[SET TASK]
Wherever a line below holds the word "富阳市校级月考", copy that line.

[Records from a data collection]
◆ ◆ ◆ ◆ ◆
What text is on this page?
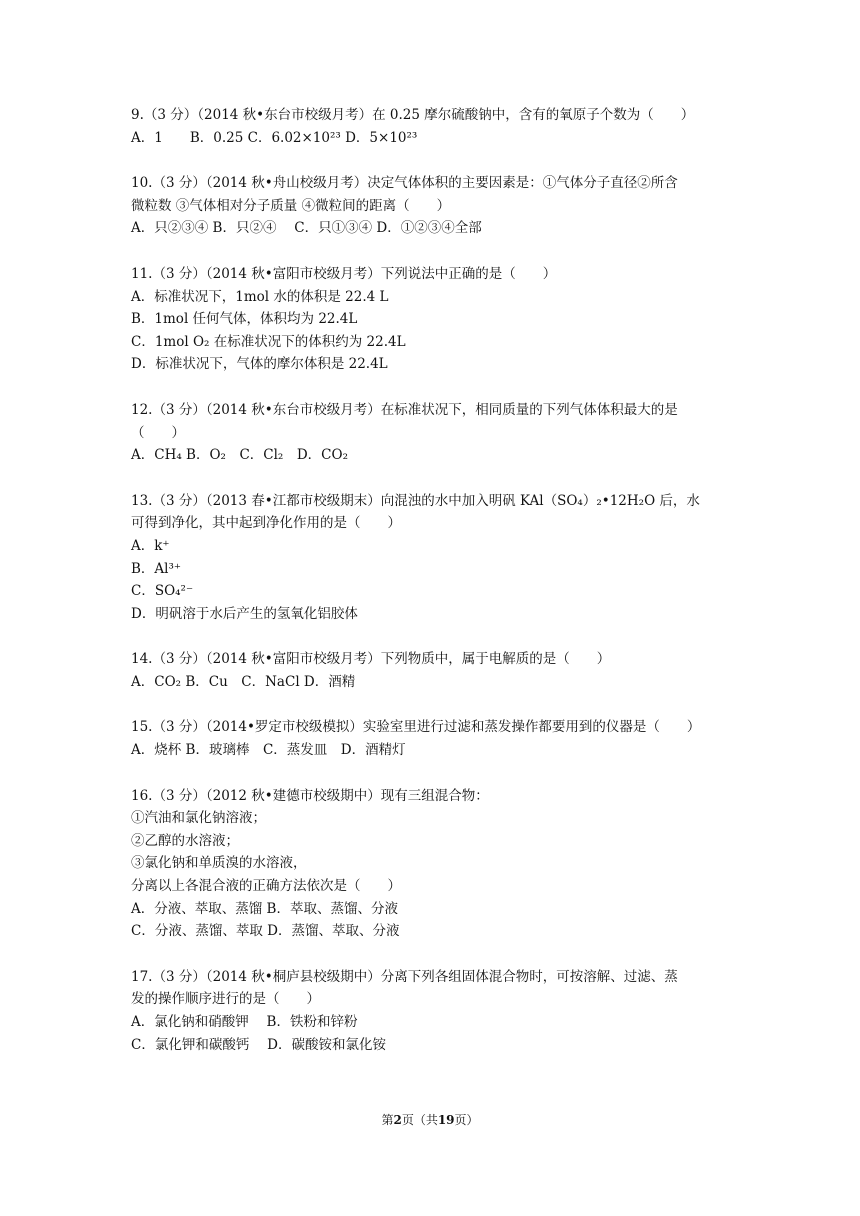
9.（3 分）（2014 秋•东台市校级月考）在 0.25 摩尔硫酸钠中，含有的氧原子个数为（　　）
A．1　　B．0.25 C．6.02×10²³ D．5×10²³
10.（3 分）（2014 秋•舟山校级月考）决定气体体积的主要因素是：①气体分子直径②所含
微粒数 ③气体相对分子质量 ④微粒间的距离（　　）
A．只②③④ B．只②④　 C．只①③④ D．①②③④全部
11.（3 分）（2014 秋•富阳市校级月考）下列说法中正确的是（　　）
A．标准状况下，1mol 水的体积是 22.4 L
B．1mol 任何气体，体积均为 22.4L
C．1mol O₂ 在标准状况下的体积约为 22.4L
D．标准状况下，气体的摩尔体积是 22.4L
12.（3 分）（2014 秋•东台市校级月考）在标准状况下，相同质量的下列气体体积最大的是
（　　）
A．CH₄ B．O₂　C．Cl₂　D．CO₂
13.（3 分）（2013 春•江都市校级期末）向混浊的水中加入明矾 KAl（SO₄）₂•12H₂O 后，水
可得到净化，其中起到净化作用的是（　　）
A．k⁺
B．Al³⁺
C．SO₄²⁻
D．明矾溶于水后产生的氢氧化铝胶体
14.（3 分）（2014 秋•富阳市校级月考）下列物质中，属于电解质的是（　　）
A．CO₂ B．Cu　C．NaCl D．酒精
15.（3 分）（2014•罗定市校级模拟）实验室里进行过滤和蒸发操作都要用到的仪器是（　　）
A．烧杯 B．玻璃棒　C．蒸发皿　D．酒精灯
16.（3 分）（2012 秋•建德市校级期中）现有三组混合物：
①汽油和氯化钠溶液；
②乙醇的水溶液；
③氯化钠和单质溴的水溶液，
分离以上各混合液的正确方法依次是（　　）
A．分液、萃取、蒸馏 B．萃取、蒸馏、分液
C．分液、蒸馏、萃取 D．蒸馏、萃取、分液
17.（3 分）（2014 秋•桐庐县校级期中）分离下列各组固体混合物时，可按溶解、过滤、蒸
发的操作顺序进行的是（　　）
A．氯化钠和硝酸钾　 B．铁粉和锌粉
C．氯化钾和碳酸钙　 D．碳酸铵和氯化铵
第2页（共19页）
◆ ◆ ◆ ◆ ◆
[CORRECT RESULT]
11.（3 分）（2014 秋•富阳市校级月考）下列说法中正确的是（　　）
14.（3 分）（2014 秋•富阳市校级月考）下列物质中，属于电解质的是（　　）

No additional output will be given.